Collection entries
....

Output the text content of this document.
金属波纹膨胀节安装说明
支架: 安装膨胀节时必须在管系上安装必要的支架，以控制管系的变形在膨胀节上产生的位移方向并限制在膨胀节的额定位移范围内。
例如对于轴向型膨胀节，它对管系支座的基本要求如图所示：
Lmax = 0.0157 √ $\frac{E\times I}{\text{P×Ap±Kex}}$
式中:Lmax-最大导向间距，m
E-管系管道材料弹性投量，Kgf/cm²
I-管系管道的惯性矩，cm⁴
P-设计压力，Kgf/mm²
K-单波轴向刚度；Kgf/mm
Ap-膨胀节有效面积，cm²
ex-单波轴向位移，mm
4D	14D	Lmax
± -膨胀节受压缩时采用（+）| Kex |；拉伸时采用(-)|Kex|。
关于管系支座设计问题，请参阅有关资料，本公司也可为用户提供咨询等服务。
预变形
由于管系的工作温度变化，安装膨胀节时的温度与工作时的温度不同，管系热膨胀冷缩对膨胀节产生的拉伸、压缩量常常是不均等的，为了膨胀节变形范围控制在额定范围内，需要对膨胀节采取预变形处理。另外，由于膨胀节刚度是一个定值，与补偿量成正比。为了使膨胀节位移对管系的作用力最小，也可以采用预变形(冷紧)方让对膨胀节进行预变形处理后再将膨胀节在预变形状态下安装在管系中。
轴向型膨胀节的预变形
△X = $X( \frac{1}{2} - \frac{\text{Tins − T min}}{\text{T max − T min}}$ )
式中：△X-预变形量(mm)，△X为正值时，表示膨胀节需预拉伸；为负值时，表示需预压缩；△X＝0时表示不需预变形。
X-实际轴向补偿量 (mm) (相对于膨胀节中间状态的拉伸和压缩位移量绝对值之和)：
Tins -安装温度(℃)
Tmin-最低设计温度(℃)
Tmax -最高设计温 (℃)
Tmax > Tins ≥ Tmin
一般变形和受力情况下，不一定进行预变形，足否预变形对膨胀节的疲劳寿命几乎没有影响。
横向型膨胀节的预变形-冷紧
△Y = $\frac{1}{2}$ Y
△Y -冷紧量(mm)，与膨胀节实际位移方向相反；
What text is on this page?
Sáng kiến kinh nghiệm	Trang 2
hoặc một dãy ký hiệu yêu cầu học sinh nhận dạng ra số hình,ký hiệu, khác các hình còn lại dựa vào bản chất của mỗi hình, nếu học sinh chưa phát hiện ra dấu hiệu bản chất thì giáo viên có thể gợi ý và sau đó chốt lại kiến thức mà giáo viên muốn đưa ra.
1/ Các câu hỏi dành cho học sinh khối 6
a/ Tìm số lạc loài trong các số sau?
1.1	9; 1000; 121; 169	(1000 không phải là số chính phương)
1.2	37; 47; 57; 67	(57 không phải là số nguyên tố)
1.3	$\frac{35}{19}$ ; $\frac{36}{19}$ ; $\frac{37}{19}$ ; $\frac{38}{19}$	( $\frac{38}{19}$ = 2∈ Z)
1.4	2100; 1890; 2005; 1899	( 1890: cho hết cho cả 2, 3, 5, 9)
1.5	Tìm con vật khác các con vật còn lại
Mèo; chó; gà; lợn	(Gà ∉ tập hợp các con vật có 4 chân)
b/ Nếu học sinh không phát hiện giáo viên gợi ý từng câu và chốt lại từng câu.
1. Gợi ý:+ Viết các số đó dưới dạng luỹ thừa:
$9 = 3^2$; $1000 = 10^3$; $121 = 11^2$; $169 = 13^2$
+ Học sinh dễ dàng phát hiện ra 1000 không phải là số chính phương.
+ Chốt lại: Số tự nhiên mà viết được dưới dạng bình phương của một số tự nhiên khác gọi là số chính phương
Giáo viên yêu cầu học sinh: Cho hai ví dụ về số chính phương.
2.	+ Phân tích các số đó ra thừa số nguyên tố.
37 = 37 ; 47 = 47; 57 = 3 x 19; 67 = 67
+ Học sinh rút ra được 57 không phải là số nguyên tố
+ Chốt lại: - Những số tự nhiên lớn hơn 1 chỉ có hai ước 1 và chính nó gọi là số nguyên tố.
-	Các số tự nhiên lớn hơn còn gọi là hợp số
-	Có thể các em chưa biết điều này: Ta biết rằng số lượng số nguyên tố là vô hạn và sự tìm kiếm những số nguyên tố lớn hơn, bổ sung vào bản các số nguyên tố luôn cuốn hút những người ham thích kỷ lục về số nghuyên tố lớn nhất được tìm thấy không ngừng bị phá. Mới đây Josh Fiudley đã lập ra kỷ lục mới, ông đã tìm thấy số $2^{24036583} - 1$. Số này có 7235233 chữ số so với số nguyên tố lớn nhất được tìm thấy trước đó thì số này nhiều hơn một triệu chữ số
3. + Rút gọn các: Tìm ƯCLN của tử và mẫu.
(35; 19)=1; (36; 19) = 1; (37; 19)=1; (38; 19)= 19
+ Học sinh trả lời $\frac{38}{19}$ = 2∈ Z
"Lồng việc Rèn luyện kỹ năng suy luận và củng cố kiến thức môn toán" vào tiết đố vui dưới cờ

....

Give back the whole listing, word for word.

Output the text content of this document.
金属波纹膨胀节安装说明
支架: 安装膨胀节时必须在管系上安装必要的支架，以控制管系的变形在膨胀节上产生的位移方向并限制在膨胀节的额定位移范围内。
例如对于轴向型膨胀节，它对管系支座的基本要求如图所示：
Lmax = 0.0157 √ $\frac{E\times I}{\text{P×Ap±Kex}}$
式中:Lmax-最大导向间距，m
E-管系管道材料弹性投量，Kgf/cm²
I-管系管道的惯性矩，cm⁴
P-设计压力，Kgf/mm²
K-单波轴向刚度；Kgf/mm
Ap-膨胀节有效面积，cm²
ex-单波轴向位移，mm
4D	14D	Lmax
± -膨胀节受压缩时采用（+）| Kex |；拉伸时采用(-)|Kex|。
关于管系支座设计问题，请参阅有关资料，本公司也可为用户提供咨询等服务。
预变形
由于管系的工作温度变化，安装膨胀节时的温度与工作时的温度不同，管系热膨胀冷缩对膨胀节产生的拉伸、压缩量常常是不均等的，为了膨胀节变形范围控制在额定范围内，需要对膨胀节采取预变形处理。另外，由于膨胀节刚度是一个定值，与补偿量成正比。为了使膨胀节位移对管系的作用力最小，也可以采用预变形(冷紧)方让对膨胀节进行预变形处理后再将膨胀节在预变形状态下安装在管系中。
轴向型膨胀节的预变形
△X = $X( \frac{1}{2} - \frac{\text{Tins − T min}}{\text{T max − T min}}$ )
式中：△X-预变形量(mm)，△X为正值时，表示膨胀节需预拉伸；为负值时，表示需预压缩；△X＝0时表示不需预变形。
X-实际轴向补偿量 (mm) (相对于膨胀节中间状态的拉伸和压缩位移量绝对值之和)：
Tins -安装温度(℃)
Tmin-最低设计温度(℃)
Tmax -最高设计温 (℃)
Tmax > Tins ≥ Tmin
一般变形和受力情况下，不一定进行预变形，足否预变形对膨胀节的疲劳寿命几乎没有影响。
横向型膨胀节的预变形-冷紧
△Y = $\frac{1}{2}$ Y
△Y -冷紧量(mm)，与膨胀节实际位移方向相反；
What text is on this page?
Sáng kiến kinh nghiệm	Trang 2
hoặc một dãy ký hiệu yêu cầu học sinh nhận dạng ra số hình,ký hiệu, khác các hình còn lại dựa vào bản chất của mỗi hình, nếu học sinh chưa phát hiện ra dấu hiệu bản chất thì giáo viên có thể gợi ý và sau đó chốt lại kiến thức mà giáo viên muốn đưa ra.
1/ Các câu hỏi dành cho học sinh khối 6
a/ Tìm số lạc loài trong các số sau?
1.1	9; 1000; 121; 169	(1000 không phải là số chính phương)
1.2	37; 47; 57; 67	(57 không phải là số nguyên tố)
1.3	$\frac{35}{19}$ ; $\frac{36}{19}$ ; $\frac{37}{19}$ ; $\frac{38}{19}$	( $\frac{38}{19}$ = 2∈ Z)
1.4	2100; 1890; 2005; 1899	( 1890: cho hết cho cả 2, 3, 5, 9)
1.5	Tìm con vật khác các con vật còn lại
Mèo; chó; gà; lợn	(Gà ∉ tập hợp các con vật có 4 chân)
b/ Nếu học sinh không phát hiện giáo viên gợi ý từng câu và chốt lại từng câu.
1. Gợi ý:+ Viết các số đó dưới dạng luỹ thừa:
$9 = 3^2$; $1000 = 10^3$; $121 = 11^2$; $169 = 13^2$
+ Học sinh dễ dàng phát hiện ra 1000 không phải là số chính phương.
+ Chốt lại: Số tự nhiên mà viết được dưới dạng bình phương của một số tự nhiên khác gọi là số chính phương
Giáo viên yêu cầu học sinh: Cho hai ví dụ về số chính phương.
2.	+ Phân tích các số đó ra thừa số nguyên tố.
37 = 37 ; 47 = 47; 57 = 3 x 19; 67 = 67
+ Học sinh rút ra được 57 không phải là số nguyên tố
+ Chốt lại: - Những số tự nhiên lớn hơn 1 chỉ có hai ước 1 và chính nó gọi là số nguyên tố.
-	Các số tự nhiên lớn hơn còn gọi là hợp số
-	Có thể các em chưa biết điều này: Ta biết rằng số lượng số nguyên tố là vô hạn và sự tìm kiếm những số nguyên tố lớn hơn, bổ sung vào bản các số nguyên tố luôn cuốn hút những người ham thích kỷ lục về số nghuyên tố lớn nhất được tìm thấy không ngừng bị phá. Mới đây Josh Fiudley đã lập ra kỷ lục mới, ông đã tìm thấy số $2^{24036583} - 1$. Số này có 7235233 chữ số so với số nguyên tố lớn nhất được tìm thấy trước đó thì số này nhiều hơn một triệu chữ số
3. + Rút gọn các: Tìm ƯCLN của tử và mẫu.
(35; 19)=1; (36; 19) = 1; (37; 19)=1; (38; 19)= 19
+ Học sinh trả lời $\frac{38}{19}$ = 2∈ Z
"Lồng việc Rèn luyện kỹ năng suy luận và củng cố kiến thức môn toán" vào tiết đố vui dưới cờ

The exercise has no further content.